• _Texte à lire_
Pascale

Ai terminé au petit matin, à 4h30, cet étrange chapitre. Maintenant l’attente – de celui aux yeux bleus (mon éditeur) qui dira si oui ou non ce délire a sa place dans le livre. Je ne suis pas douée en attente, le manque de sommeil et l’anxiété m’alanguit, hérisse mon humeur.

Faire de la physique. Voilà ce qu’il faudrait. Devant la triste image qu’ont les gens de leadeuse organisée, inspirante et énergique, la seule réponse, finalement, plutôt que de m’en plaindre serait d’agir. Je n’ai pas envie d’être Jésus – mais respectée comme physicienne. Au demeurant, ils ont raison : il n’y a rien à respecter, puisque je ne calcule plus, ne code plus, et que, paraît-il, je ne comprends rien aux détails techniques de mon expérience.

Journée lente de Pâques toute consacrée aux garçons et à moi-même. Mes enfants sont formidables – je remarque qu’ils prennent soin de moi, de ma fatigue, de mon humeur changeante, ils boivent ce que je leur partage, et me fichent la paix. Ils ont tant de créativité en eux, à composer leur musique, écrire leur roman, à me dire : « Si je ne l’avais pas composé, mon morceau n’existerait pas, et je ne pourrais pas ressentir son émotion. C’est pour ça que je compose. » Je leur fais découvrir les dédales infinis de la bibliothèque universitaire, les rangées de livres à la Escher qui recèlent de trésors de la littérature française. Nous repartons avec Eluard, Verlaine, Duras et les essais de Gracq recommandés par J., dans un sac Monoprix qui me scie l’épaule.

• _Les consignes_
- 1) Recopiez fidèlement le texte à lire, en commençant par « Ai terminé au » et en allant jusqu'à « hérisse mon humeur. ».
- 2) Reprenez le texte à lire après sa dernière phrase et poursuivez-en le récit.

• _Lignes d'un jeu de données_

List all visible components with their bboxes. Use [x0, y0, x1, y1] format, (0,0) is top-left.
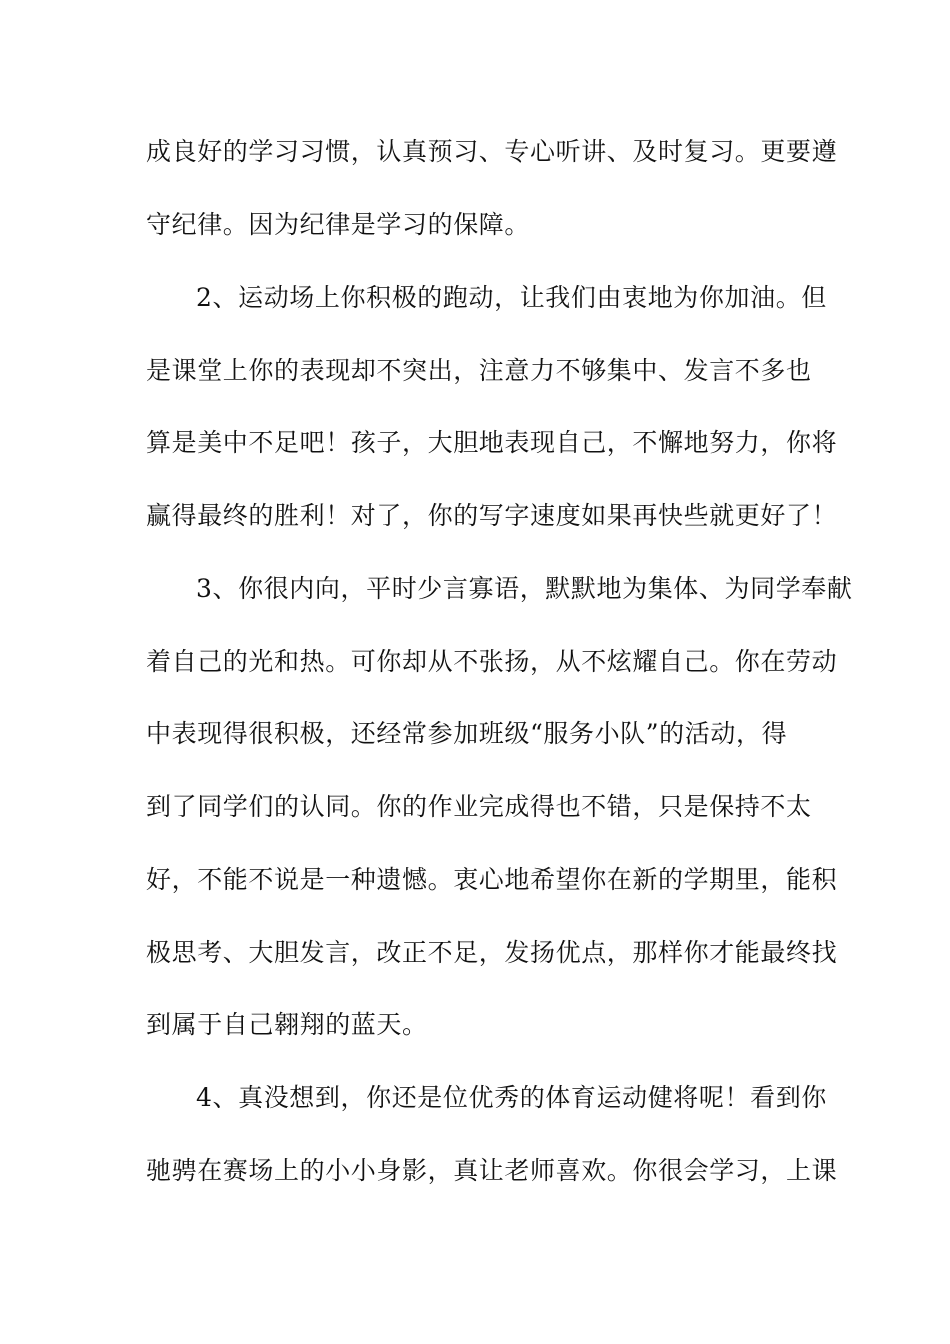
text-line: 中表现得很积极，还经常参加班级“服务小队”的活动，得 [146, 719, 788, 748]
text-line: 好，不能不说是一种遗憾。衷心地希望你在新的学期里，能积 [146, 865, 838, 894]
paragraph-start-line: 2、运动场上你积极的跑动，让我们由衷地为你加油。但 [196, 283, 827, 312]
text-line: 赢得最终的胜利！对了，你的写字速度如果再快些就更好了！ [146, 501, 838, 530]
text-line: 极思考、大胆发言，改正不足，发扬优点，那样你才能最终找 [146, 938, 838, 967]
text-line: 算是美中不足吧！孩子，大胆地表现自己，不懈地努力，你将 [146, 428, 838, 457]
text-line: 驰骋在赛场上的小小身影，真让老师喜欢。你很会学习，上课 [146, 1156, 838, 1185]
paragraph-start-line: 3、你很内向，平时少言寡语，默默地为集体、为同学奉献 [196, 574, 853, 603]
text-line: 是课堂上你的表现却不突出，注意力不够集中、发言不多也 [146, 356, 812, 385]
text-line: 着自己的光和热。可你却从不张扬，从不炫耀自己。你在劳动 [146, 647, 838, 676]
text-line: 到了同学们的认同。你的作业完成得也不错，只是保持不太 [146, 792, 812, 821]
text-line: 到属于自己翱翔的蓝天。 [146, 1010, 428, 1039]
text-line: 守纪律。因为纪律是学习的保障。 [146, 210, 531, 239]
text-line: 成良好的学习习惯，认真预习、专心听讲、及时复习。更要遵 [146, 137, 838, 166]
paragraph-start-line: 4、真没想到，你还是位优秀的体育运动健将呢！看到你 [196, 1083, 827, 1112]
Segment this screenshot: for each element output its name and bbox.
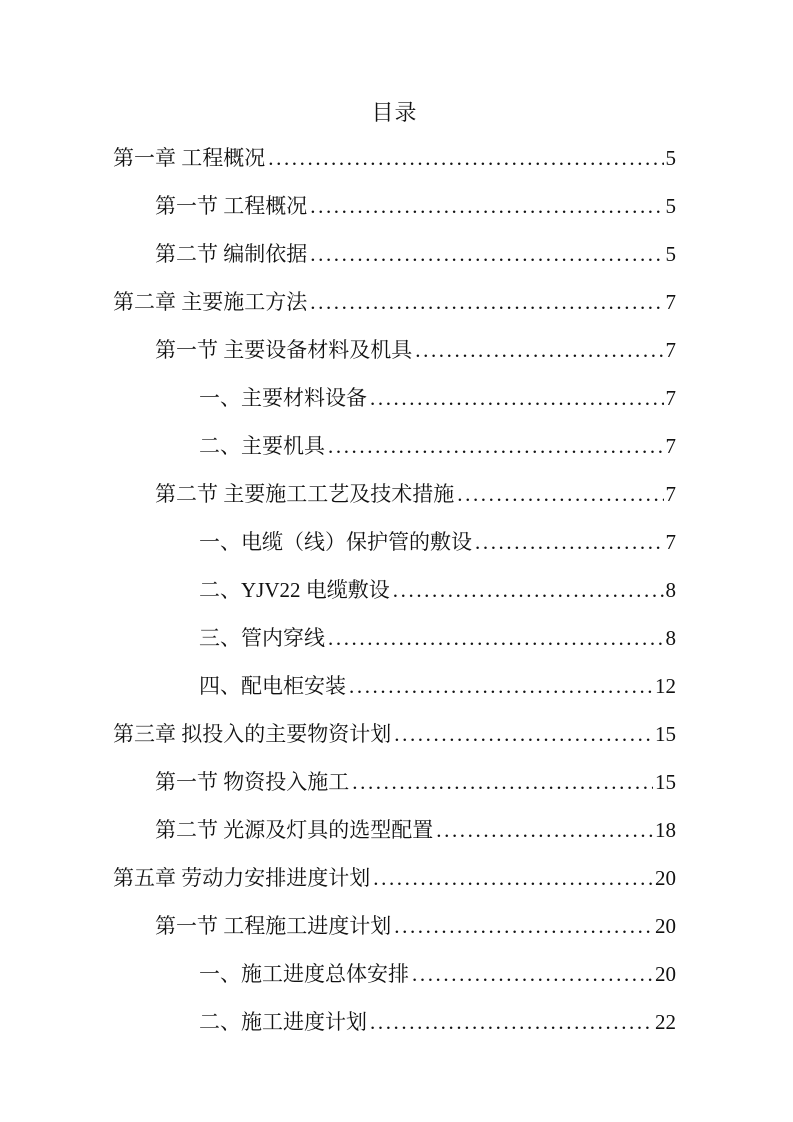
toc-list	[113, 134, 676, 1046]
dot-leader	[268, 134, 663, 182]
toc-entry[interactable]	[113, 566, 676, 614]
toc-page-number: 8	[665, 626, 676, 650]
dot-leader	[475, 518, 664, 566]
toc-page-number: 7	[665, 290, 676, 314]
toc-page-number: 7	[665, 386, 676, 410]
dot-leader	[310, 182, 663, 230]
toc-page-number: 7	[665, 338, 676, 362]
toc-page-number: 5	[665, 194, 676, 218]
toc-page-number: 7	[665, 434, 676, 458]
toc-entry[interactable]	[113, 134, 676, 182]
toc-entry-label: 三、管内穿线	[199, 626, 325, 650]
toc-entry[interactable]	[113, 278, 676, 326]
toc-entry-label: 第一章 工程概况	[113, 146, 266, 170]
toc-page-number: 18	[655, 818, 676, 842]
toc-entry[interactable]	[113, 662, 676, 710]
toc-page-number: 15	[655, 770, 676, 794]
toc-page-number: 5	[665, 146, 676, 170]
dot-leader	[310, 278, 663, 326]
dot-leader	[373, 854, 653, 902]
toc-entry[interactable]	[113, 182, 676, 230]
toc-entry[interactable]	[113, 710, 676, 758]
dot-leader	[393, 566, 664, 614]
toc-entry[interactable]	[113, 374, 676, 422]
toc-entry-label: 第一节 工程施工进度计划	[155, 914, 392, 938]
dot-leader	[457, 470, 663, 518]
toc-page-number: 12	[655, 674, 676, 698]
toc-entry[interactable]	[113, 518, 676, 566]
toc-page-number: 8	[665, 578, 676, 602]
toc-entry[interactable]	[113, 758, 676, 806]
toc-page-number: 15	[655, 722, 676, 746]
toc-entry-label: 第三章 拟投入的主要物资计划	[113, 722, 392, 746]
toc-entry[interactable]	[113, 422, 676, 470]
toc-entry-label: 第二节 主要施工工艺及技术措施	[155, 482, 455, 506]
toc-entry[interactable]	[113, 902, 676, 950]
dot-leader	[394, 710, 653, 758]
toc-page-number: 20	[655, 866, 676, 890]
toc-entry-label: 二、施工进度计划	[199, 1010, 367, 1034]
toc-entry-label: 第一节 物资投入施工	[155, 770, 350, 794]
toc-entry-label: 一、主要材料设备	[199, 386, 367, 410]
dot-leader	[394, 902, 653, 950]
dot-leader	[328, 614, 664, 662]
toc-entry[interactable]	[113, 854, 676, 902]
dot-leader	[370, 374, 664, 422]
toc-entry-label: 第二节 光源及灯具的选型配置	[155, 818, 434, 842]
toc-entry-label: 第二节 编制依据	[155, 242, 308, 266]
toc-entry[interactable]	[113, 470, 676, 518]
toc-entry-label: 第一节 主要设备材料及机具	[155, 338, 413, 362]
dot-leader	[436, 806, 653, 854]
toc-page-number: 7	[665, 482, 676, 506]
toc-entry-label: 第二章 主要施工方法	[113, 290, 308, 314]
toc-title: 目录	[371, 100, 418, 125]
toc-page-number: 7	[665, 530, 676, 554]
toc-entry[interactable]	[113, 230, 676, 278]
toc-entry[interactable]	[113, 326, 676, 374]
dot-leader	[352, 758, 653, 806]
toc-entry[interactable]	[113, 614, 676, 662]
toc-entry-label: 二、YJV22 电缆敷设	[199, 578, 390, 602]
toc-page-number: 20	[655, 962, 676, 986]
toc-entry[interactable]	[113, 950, 676, 998]
toc-entry-label: 一、施工进度总体安排	[199, 962, 409, 986]
dot-leader	[370, 998, 653, 1046]
toc-entry-label: 四、配电柜安装	[199, 674, 346, 698]
dot-leader	[415, 326, 663, 374]
toc-entry-label: 二、主要机具	[199, 434, 325, 458]
toc-entry[interactable]	[113, 806, 676, 854]
dot-leader	[310, 230, 663, 278]
toc-entry-label: 第一节 工程概况	[155, 194, 308, 218]
toc-page-number: 22	[655, 1010, 676, 1034]
toc-page-number: 5	[665, 242, 676, 266]
dot-leader	[349, 662, 653, 710]
toc-entry-label: 一、电缆（线）保护管的敷设	[199, 530, 472, 554]
dot-leader	[328, 422, 664, 470]
toc-page-number: 20	[655, 914, 676, 938]
dot-leader	[412, 950, 653, 998]
toc-entry[interactable]	[113, 998, 676, 1046]
toc-entry-label: 第五章 劳动力安排进度计划	[113, 866, 371, 890]
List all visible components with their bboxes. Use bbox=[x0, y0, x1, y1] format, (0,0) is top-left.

• _Réponses aux consignes_
- 1)
Ai terminé au petit matin, à 4h30, cet étrange chapitre. Maintenant l’attente – de celui aux yeux bleus (mon éditeur) qui dira si oui ou non ce délire a sa place dans le livre. Je ne suis pas douée en attente, le manque de sommeil et l’anxiété m’alanguit, hérisse mon humeur.

- 2)
Sur un banc, pendant que les garçons font des voltiges en trottinette, d’une traite je lis Le Vice-consul de Duras. Aspirée naturellement dans une continuité de langueur, oh le rythme chanté des phrases, chaque page comme un poème dur, et la triple couche d’ellipses sous la chaleur humide de Calcutta.

Hier soir, la dame kazakhe qui fait le ménage chez nous, nous avait invités à la pièce de Pâques de son église. Reconstitution de la Cène, trahison de Judas, crucifixion. C’est assez bien fait et j’écoute d’une oreille chaque apôtre conter son personnage, pendant que l’autre partie de mon cerveau songe à Feynman et aux ondes gravitationnelles. Le sermon final du prêtre, qui joue Judas, est hérissant (« Si vous sortez d’ici sans croire en Dieu, vous irez en enfer comme moi, Judas, et c’est horrible. »). Dans la voiture au retour, je fais mon propre sermon dégoulinant aux enfants, au son de Chopin par Martha Argerich.

« C’est vous qui décidez de ce que vous êtes, ce que vous faites, dans le flot des circonstances extérieures, malgré et grâce à la sérendipité de la vie, c’est à vous de construire ce qui vous semble juste. Vous déciderez si vous voulez croire en un dieu, si vous voulez être heureux, malheureux, de votre cheminement. Mais rien ne vous l’impose, c’est votre liberté. » Je doute qu’ils en comprennent grand chose, mais je leur dis tout de même, puisque je les ai bassinés avec Sartre et Beauvoir toute la semaine : « Je crois que ça ressemble à ça, l’existentialisme. »

À la fin de ce long week-end de quatre jours, douchés, nourris, chocolatés, nous sommes tous les trois très fatigués. Mais je crois très heureux.

Son : Frédéric Chopin, Prélude No. 6 in B Minor, in 24 Préludes, Op. 28, par Martha Argerich, 1986.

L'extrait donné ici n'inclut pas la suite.